[Data records]
========================================
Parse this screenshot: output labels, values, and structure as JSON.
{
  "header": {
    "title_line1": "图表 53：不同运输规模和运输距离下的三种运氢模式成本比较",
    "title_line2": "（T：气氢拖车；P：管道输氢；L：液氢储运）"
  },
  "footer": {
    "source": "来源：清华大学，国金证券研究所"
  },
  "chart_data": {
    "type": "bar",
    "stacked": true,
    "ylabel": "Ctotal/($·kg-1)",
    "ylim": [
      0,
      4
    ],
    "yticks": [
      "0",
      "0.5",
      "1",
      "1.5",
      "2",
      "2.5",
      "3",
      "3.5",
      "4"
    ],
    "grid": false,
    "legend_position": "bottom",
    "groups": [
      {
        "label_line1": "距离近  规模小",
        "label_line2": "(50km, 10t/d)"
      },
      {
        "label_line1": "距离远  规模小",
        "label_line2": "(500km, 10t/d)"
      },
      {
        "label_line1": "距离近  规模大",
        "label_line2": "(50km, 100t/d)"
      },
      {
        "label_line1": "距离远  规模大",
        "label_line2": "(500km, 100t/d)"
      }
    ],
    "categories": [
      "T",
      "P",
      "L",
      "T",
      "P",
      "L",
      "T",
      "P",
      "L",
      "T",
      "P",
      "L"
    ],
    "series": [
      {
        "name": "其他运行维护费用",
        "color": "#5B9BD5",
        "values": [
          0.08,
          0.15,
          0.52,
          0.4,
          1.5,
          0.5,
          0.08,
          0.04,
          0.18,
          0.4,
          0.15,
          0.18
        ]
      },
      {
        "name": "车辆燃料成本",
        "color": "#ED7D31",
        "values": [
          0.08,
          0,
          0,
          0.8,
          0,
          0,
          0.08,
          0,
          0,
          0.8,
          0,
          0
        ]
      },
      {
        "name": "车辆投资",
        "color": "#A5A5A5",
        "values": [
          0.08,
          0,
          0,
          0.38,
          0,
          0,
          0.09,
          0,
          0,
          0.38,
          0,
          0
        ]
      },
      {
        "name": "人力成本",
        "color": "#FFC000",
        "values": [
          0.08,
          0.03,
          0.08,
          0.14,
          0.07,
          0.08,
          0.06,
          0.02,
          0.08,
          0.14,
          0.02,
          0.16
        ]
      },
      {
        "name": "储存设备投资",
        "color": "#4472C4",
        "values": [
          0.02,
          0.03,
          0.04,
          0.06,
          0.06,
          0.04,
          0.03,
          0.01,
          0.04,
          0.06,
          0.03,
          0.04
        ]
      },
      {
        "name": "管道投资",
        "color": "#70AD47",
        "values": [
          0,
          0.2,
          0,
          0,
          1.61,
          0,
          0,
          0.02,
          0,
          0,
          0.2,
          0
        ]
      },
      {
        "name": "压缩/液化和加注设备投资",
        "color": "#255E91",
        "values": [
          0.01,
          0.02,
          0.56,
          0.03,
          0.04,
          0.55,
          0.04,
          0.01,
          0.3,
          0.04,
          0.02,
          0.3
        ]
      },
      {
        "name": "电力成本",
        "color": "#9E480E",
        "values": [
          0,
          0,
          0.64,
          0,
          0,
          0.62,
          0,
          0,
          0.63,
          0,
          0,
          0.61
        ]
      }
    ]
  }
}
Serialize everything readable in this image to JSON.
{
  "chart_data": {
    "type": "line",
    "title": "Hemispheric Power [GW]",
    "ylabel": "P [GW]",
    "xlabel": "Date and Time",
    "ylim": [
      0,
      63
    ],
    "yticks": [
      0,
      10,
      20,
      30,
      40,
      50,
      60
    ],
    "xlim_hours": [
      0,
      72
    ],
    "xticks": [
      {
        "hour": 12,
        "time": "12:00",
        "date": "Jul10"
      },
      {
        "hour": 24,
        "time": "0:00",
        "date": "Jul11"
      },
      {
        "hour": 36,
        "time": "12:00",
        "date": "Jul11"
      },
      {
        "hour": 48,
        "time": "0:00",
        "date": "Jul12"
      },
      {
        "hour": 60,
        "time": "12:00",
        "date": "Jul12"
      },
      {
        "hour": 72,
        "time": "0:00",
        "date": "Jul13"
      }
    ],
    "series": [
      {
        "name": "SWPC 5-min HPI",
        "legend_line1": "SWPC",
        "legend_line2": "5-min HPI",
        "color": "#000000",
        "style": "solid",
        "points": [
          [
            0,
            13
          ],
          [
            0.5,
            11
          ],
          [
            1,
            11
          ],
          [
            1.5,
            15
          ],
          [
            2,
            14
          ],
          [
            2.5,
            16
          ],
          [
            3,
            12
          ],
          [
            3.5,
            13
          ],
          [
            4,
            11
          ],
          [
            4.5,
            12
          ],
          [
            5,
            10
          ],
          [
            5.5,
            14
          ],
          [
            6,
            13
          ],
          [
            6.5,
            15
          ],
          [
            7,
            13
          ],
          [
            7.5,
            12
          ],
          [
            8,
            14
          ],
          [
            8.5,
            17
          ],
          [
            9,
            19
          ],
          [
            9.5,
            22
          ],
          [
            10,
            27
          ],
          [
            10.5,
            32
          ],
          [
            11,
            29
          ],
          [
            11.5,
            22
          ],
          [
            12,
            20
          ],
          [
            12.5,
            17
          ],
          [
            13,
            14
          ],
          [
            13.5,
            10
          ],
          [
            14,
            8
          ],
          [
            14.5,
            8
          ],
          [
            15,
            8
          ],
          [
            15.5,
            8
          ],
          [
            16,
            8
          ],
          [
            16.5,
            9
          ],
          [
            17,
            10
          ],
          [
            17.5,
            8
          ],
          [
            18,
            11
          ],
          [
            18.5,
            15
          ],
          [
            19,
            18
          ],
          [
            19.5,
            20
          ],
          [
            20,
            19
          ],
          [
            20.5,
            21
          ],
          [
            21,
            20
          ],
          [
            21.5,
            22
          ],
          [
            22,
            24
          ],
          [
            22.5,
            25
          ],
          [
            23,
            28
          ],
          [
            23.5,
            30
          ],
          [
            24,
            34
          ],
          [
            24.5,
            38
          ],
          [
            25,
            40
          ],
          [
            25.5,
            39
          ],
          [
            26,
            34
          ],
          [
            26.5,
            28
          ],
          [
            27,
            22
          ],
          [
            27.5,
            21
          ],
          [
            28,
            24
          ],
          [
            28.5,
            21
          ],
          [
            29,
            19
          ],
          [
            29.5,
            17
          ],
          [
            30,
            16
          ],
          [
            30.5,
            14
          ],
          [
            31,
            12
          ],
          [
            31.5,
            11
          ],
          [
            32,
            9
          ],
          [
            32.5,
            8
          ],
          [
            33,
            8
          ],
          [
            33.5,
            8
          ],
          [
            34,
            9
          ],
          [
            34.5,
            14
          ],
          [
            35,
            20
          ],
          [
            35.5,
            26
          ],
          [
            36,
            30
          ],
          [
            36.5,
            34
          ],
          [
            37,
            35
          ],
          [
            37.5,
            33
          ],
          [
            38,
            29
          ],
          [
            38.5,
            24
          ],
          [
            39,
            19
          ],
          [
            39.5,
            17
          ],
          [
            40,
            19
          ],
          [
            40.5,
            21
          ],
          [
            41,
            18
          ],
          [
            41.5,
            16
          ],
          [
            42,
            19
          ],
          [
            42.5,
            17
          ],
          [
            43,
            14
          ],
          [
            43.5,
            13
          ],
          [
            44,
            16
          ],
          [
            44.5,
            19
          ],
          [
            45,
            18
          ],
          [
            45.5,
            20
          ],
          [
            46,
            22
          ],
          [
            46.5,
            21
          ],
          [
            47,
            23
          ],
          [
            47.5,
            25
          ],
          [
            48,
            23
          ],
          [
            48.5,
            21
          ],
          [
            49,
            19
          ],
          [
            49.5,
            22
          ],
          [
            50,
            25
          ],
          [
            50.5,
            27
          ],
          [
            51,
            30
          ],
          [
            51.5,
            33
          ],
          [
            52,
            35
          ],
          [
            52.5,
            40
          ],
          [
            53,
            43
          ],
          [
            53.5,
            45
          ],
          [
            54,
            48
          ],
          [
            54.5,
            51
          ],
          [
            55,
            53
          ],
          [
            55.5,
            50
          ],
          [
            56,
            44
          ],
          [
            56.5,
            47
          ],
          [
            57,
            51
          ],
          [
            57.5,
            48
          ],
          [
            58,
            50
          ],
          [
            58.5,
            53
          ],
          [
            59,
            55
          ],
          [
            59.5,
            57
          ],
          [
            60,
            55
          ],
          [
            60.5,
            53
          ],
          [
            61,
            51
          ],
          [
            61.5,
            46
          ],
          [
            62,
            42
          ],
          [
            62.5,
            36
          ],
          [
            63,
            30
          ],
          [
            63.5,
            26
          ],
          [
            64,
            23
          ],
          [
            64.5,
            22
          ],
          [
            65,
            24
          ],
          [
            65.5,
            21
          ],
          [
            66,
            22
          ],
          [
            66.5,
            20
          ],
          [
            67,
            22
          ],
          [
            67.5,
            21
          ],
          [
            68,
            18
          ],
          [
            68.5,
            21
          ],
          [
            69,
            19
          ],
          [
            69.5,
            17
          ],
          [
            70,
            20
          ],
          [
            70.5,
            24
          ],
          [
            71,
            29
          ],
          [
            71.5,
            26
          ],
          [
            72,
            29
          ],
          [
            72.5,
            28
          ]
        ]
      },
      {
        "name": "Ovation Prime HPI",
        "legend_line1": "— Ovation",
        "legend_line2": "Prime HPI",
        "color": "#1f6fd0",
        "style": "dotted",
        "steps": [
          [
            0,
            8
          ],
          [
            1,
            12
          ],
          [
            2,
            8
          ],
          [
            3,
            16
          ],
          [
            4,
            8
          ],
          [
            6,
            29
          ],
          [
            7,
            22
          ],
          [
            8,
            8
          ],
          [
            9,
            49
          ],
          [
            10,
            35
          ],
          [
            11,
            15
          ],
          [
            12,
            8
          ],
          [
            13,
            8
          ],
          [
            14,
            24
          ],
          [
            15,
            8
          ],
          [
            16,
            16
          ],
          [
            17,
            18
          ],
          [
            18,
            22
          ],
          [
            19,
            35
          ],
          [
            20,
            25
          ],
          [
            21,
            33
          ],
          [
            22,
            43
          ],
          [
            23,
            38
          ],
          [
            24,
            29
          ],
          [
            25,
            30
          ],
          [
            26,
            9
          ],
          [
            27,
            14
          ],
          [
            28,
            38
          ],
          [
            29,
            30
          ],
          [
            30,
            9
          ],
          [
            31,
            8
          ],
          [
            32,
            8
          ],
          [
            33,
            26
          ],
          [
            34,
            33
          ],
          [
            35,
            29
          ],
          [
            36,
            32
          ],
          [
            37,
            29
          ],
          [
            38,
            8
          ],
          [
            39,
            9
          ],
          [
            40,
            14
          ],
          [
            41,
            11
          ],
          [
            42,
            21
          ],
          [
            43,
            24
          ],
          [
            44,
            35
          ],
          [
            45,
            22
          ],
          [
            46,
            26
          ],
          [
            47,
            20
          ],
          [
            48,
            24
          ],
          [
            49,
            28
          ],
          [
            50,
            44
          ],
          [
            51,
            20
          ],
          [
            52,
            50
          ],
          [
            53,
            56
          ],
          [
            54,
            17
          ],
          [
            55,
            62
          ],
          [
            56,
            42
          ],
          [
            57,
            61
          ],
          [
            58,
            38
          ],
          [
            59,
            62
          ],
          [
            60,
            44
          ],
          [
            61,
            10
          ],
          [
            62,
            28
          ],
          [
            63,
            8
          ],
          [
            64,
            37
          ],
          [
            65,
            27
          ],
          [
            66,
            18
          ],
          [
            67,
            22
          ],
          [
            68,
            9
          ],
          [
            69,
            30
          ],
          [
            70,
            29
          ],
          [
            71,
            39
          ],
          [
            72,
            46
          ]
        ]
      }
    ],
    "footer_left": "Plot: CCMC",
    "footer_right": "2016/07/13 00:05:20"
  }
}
========================================
From the listing, copy each line containing the word "name".

        "name": "其他运行维护费用",
        "name": "车辆燃料成本",
        "name": "车辆投资",
        "name": "人力成本",
        "name": "储存设备投资",
        "name": "管道投资",
        "name": "压缩/液化和加注设备投资",
        "name": "电力成本",
        "name": "SWPC 5-min HPI",
        "name": "Ovation Prime HPI",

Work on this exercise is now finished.